* **Stated goal**:
Reproduce all lines of the listing below in which the word "name" occurs.

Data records
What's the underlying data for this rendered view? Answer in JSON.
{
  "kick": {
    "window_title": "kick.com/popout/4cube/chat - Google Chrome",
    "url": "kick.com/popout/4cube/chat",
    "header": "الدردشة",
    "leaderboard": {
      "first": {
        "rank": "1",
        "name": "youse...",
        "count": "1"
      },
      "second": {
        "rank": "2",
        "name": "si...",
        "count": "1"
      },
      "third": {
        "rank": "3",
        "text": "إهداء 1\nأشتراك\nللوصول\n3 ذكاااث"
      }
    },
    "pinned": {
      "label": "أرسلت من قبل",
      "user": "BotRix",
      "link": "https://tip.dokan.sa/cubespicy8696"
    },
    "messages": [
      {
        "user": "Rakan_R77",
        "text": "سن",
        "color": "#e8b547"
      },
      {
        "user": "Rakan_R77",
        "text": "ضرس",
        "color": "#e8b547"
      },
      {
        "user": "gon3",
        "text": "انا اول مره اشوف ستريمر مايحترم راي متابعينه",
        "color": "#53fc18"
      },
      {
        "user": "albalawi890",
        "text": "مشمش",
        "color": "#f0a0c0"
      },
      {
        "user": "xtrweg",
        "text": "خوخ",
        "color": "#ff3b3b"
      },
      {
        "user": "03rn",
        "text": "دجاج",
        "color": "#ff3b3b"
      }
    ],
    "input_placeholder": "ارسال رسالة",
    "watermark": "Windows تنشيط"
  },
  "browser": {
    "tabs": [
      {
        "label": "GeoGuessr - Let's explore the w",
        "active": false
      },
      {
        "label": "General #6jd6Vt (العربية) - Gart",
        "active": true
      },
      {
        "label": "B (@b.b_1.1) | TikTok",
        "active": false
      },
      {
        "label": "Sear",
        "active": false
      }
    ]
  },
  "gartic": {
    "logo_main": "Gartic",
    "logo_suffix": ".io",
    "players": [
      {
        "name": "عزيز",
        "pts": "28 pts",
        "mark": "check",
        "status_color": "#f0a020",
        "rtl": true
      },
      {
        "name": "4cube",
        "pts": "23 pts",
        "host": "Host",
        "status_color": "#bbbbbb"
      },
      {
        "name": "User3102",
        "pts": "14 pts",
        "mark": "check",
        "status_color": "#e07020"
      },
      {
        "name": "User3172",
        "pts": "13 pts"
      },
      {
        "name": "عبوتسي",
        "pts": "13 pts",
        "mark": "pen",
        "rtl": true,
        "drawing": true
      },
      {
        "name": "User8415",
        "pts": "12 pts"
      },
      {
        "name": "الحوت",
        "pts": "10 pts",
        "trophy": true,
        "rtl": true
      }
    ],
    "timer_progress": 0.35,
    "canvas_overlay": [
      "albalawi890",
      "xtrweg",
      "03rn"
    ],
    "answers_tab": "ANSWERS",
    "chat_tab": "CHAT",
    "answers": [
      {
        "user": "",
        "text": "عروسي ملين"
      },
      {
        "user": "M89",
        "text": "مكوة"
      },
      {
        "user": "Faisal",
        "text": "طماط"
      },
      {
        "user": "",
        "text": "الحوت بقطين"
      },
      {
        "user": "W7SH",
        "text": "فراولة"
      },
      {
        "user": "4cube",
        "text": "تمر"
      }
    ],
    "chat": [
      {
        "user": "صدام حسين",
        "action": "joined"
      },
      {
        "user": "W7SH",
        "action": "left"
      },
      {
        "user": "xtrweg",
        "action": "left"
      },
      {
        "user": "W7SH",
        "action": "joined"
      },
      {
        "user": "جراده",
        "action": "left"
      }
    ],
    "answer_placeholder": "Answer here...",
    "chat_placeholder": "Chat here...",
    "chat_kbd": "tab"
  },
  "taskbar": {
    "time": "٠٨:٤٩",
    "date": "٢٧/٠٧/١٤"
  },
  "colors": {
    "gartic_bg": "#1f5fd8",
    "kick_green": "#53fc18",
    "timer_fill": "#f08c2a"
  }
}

* **Response for this exercise**:
        "name": "youse...",
        "name": "si...",
        "name": "عزيز",
        "name": "4cube",
        "name": "User3102",
        "name": "User3172",
        "name": "عبوتسي",
        "name": "User8415",
        "name": "الحوت",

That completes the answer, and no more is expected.